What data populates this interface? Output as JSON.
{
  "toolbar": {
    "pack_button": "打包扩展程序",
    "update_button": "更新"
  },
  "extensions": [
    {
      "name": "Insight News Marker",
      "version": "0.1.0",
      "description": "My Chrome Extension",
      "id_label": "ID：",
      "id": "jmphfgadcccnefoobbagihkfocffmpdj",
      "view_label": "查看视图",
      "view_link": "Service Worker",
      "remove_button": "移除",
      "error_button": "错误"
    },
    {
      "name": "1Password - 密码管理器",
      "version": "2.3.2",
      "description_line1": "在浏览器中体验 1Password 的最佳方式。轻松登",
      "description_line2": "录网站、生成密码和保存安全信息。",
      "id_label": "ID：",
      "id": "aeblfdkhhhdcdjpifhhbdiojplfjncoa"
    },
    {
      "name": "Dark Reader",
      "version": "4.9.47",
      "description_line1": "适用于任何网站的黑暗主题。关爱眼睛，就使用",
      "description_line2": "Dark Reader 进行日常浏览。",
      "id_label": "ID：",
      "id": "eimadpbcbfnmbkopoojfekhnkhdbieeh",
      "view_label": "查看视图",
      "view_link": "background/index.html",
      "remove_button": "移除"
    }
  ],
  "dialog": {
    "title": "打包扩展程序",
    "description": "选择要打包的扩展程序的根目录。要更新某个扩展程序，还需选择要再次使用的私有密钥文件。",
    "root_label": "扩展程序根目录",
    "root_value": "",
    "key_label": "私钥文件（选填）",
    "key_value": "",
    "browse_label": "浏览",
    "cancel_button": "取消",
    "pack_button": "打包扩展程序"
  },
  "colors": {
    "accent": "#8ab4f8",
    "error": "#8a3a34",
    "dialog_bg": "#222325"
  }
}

--

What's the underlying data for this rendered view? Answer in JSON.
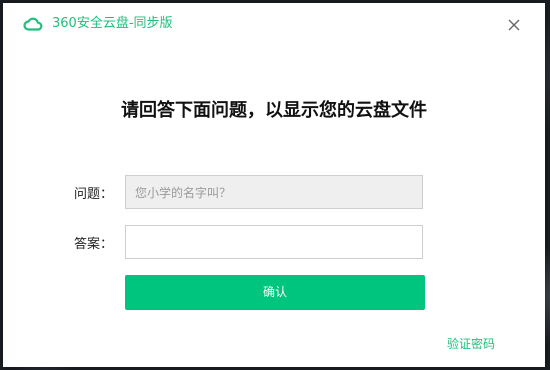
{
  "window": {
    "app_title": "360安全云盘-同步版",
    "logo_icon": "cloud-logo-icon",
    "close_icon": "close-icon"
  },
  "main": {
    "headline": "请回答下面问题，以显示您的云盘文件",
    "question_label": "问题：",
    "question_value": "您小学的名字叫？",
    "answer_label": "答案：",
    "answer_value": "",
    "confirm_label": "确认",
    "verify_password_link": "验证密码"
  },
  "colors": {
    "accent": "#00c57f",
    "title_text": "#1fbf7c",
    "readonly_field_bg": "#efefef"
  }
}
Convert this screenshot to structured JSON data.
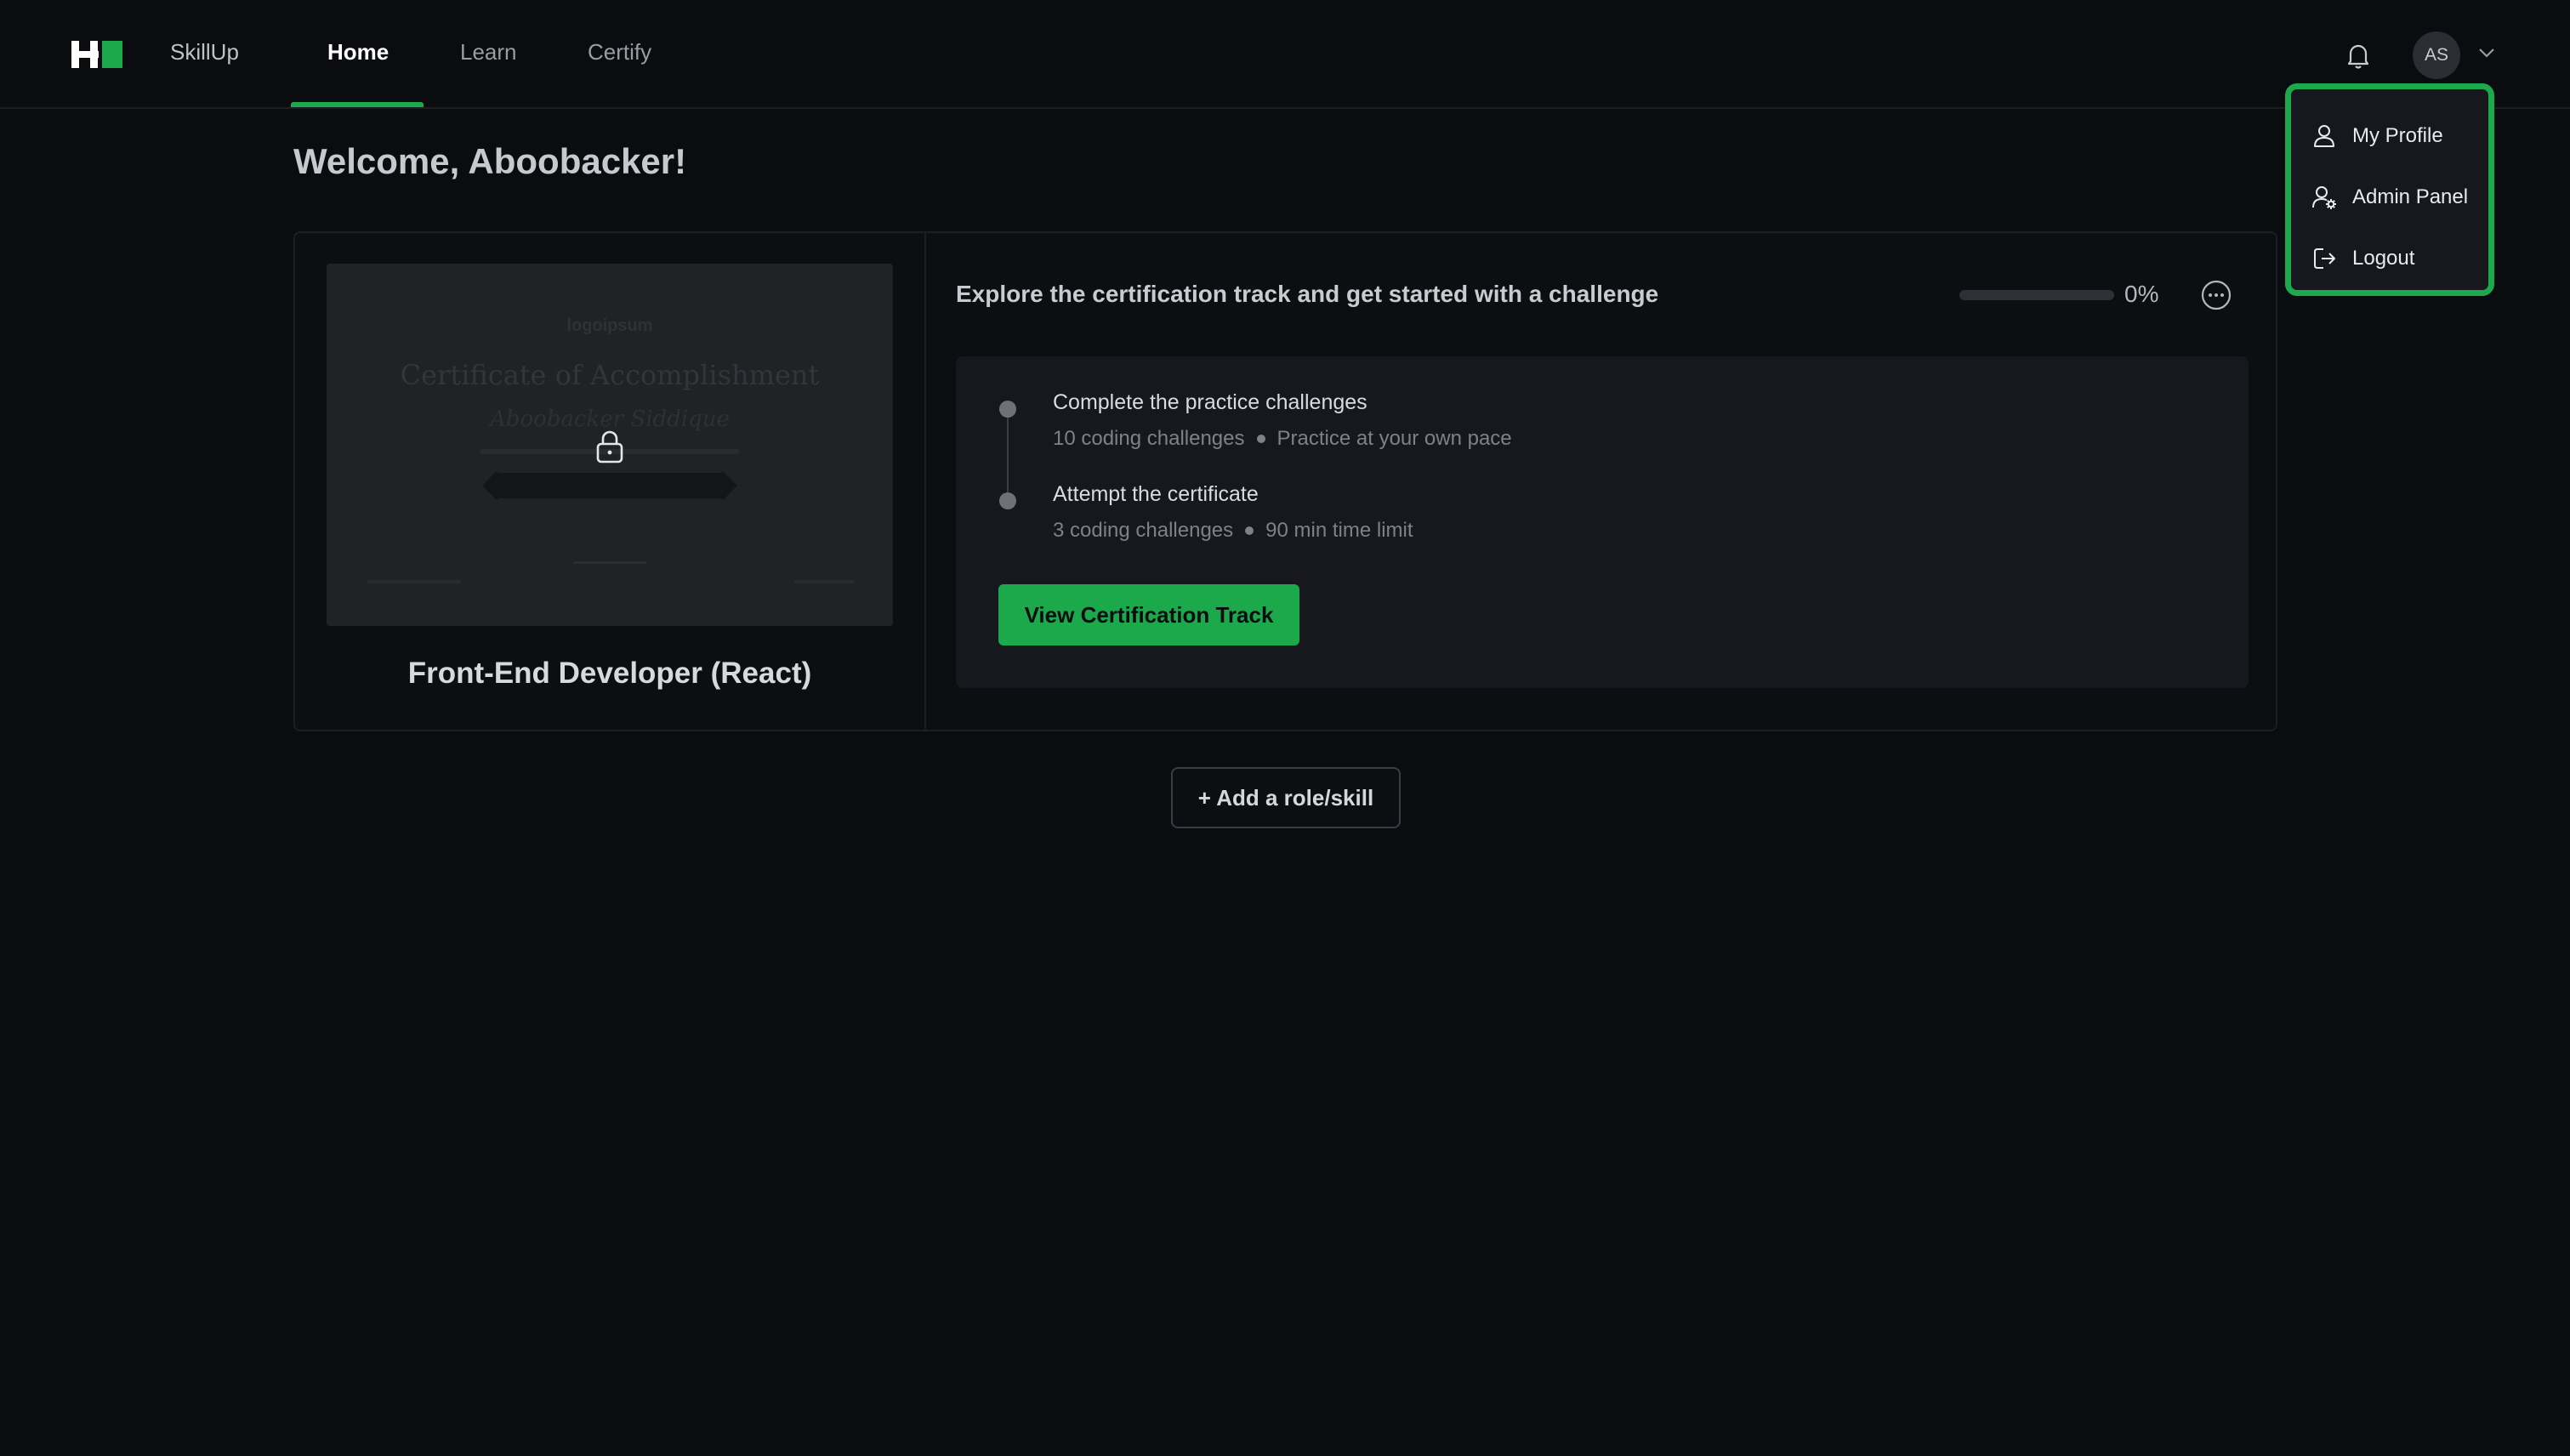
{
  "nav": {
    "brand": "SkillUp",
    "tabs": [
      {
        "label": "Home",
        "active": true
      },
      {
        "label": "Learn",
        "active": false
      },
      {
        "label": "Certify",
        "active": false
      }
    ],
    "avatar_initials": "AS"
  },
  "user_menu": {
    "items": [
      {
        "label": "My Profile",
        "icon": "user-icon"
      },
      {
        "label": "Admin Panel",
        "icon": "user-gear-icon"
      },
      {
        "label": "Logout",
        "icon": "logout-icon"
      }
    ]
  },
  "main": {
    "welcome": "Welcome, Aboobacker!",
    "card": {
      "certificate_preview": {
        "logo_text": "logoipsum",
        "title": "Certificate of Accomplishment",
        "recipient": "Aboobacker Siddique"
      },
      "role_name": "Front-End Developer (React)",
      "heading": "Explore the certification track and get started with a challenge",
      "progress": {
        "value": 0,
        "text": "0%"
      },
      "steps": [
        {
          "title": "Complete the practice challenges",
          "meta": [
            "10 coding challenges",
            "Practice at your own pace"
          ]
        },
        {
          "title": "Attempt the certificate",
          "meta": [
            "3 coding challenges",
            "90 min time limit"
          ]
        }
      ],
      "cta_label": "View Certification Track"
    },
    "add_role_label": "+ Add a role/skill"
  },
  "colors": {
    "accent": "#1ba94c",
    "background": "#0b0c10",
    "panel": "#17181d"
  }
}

---

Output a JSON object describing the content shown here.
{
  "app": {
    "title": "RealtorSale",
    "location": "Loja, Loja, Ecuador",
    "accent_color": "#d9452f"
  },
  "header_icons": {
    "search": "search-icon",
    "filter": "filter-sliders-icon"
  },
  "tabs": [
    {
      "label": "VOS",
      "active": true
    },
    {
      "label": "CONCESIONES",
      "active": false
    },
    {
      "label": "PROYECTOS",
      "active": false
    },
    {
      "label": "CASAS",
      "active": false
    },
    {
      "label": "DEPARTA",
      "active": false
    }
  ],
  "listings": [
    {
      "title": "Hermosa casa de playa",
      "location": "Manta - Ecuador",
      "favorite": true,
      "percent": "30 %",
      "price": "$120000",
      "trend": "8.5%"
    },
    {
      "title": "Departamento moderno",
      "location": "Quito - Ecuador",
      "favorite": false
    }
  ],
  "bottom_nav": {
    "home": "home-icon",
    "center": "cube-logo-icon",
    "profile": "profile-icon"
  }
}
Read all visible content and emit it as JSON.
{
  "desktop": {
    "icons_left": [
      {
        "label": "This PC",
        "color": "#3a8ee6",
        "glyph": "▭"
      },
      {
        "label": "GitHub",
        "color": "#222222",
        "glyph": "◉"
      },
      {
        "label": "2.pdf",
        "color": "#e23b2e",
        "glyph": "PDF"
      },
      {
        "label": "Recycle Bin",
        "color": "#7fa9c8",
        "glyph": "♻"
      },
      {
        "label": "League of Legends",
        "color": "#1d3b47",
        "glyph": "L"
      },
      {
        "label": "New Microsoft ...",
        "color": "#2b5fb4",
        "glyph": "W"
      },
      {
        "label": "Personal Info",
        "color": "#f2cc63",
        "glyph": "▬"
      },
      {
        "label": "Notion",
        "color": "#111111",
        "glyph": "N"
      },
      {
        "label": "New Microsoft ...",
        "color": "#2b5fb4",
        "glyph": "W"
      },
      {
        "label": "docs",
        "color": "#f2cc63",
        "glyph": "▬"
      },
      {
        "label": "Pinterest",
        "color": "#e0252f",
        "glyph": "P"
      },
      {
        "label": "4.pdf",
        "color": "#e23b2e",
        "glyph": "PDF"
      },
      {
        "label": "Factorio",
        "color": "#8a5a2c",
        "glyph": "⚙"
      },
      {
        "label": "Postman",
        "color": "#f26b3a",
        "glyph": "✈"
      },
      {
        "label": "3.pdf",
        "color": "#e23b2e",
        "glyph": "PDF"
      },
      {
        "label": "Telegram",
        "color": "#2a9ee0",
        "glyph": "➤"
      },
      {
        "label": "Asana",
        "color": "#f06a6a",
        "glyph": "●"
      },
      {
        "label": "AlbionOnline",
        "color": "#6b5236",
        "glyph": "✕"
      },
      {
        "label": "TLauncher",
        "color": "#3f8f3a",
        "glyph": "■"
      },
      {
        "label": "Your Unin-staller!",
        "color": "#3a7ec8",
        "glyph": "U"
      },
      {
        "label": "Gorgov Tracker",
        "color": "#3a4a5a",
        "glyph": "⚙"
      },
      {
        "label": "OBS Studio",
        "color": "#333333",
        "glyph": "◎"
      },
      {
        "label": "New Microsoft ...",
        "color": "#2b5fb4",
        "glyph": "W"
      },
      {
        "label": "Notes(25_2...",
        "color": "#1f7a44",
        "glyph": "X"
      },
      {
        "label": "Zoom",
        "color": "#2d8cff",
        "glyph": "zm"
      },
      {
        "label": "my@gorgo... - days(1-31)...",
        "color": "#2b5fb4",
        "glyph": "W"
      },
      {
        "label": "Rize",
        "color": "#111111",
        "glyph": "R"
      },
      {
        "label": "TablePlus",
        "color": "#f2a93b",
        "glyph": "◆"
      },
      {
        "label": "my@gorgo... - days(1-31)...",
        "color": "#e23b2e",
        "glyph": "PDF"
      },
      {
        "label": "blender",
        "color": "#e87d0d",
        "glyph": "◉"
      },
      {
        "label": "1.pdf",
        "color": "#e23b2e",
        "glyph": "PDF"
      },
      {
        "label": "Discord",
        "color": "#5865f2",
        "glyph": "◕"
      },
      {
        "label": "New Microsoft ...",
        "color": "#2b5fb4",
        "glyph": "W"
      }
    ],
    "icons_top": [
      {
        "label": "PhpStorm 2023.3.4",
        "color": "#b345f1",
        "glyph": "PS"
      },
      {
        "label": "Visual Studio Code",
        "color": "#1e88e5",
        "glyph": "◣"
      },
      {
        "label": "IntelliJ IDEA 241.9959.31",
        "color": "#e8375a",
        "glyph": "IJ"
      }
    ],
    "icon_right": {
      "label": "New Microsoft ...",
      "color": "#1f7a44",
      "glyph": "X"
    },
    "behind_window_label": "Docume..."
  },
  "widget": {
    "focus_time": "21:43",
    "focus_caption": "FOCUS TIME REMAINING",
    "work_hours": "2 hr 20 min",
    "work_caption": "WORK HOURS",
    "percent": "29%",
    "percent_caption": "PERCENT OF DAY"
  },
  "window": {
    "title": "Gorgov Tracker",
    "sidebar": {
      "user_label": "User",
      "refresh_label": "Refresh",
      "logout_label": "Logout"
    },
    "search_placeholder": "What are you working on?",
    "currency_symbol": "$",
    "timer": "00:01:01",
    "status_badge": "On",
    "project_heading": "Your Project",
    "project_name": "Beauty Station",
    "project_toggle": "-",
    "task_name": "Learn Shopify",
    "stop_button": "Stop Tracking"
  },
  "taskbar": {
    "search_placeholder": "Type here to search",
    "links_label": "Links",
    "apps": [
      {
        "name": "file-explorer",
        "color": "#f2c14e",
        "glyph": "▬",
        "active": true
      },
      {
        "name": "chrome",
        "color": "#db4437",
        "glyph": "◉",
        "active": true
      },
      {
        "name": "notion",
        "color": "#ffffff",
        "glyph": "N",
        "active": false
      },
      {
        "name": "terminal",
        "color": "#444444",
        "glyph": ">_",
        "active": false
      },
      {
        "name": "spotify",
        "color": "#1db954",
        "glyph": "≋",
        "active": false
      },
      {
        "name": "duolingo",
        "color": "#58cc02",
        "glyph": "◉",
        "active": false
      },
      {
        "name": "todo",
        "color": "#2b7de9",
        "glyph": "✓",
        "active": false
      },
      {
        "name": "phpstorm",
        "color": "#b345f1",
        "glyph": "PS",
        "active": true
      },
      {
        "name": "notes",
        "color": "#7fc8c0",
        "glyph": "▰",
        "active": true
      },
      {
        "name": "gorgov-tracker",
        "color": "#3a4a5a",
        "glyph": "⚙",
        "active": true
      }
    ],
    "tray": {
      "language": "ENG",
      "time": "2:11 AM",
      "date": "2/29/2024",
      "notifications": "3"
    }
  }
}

What you will do: Copy, from the material above, each line in which the string "打包扩展程序" occurs.

Full response:
    "pack_button": "打包扩展程序",
    "title": "打包扩展程序",
    "pack_button": "打包扩展程序"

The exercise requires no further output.